--- begin ---
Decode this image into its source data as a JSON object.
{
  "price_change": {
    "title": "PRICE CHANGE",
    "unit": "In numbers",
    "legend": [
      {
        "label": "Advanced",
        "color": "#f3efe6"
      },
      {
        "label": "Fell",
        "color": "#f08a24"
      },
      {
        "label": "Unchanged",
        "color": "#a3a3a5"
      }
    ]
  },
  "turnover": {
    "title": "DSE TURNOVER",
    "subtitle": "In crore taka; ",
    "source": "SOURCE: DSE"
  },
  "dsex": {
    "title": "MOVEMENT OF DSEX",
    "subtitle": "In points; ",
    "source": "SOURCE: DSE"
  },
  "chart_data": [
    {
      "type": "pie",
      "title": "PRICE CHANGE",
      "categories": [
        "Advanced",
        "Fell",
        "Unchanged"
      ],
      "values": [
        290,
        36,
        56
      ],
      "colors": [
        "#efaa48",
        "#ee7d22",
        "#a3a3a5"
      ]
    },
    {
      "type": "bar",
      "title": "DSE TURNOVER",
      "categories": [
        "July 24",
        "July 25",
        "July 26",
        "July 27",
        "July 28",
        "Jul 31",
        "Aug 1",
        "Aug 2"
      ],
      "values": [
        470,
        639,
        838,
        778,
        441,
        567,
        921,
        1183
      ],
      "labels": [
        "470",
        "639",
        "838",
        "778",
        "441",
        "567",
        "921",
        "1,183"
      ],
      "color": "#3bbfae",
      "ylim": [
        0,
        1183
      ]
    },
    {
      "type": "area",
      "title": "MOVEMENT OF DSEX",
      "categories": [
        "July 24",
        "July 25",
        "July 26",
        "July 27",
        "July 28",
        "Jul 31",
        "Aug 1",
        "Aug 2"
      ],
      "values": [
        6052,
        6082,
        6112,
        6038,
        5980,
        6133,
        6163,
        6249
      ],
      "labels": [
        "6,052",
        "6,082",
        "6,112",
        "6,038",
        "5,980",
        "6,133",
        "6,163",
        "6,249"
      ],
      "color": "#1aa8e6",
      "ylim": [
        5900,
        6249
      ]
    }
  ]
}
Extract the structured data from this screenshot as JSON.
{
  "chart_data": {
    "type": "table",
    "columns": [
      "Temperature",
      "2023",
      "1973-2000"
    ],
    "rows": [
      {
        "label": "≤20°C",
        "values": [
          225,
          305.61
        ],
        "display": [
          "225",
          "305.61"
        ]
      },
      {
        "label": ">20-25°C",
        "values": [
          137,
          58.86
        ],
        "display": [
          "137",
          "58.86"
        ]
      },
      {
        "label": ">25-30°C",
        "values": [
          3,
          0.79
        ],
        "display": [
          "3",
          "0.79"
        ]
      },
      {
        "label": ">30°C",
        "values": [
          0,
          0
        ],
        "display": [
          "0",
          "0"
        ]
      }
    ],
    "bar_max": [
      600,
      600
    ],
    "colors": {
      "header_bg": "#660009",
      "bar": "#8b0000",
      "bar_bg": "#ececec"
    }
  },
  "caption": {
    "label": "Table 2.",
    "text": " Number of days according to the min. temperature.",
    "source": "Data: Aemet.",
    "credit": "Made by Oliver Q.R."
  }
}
--- end ---
THE EXERCISE | Tally the lines of the records holding the word "type", then state only the tally.

WRITTEN RESPONSE | 4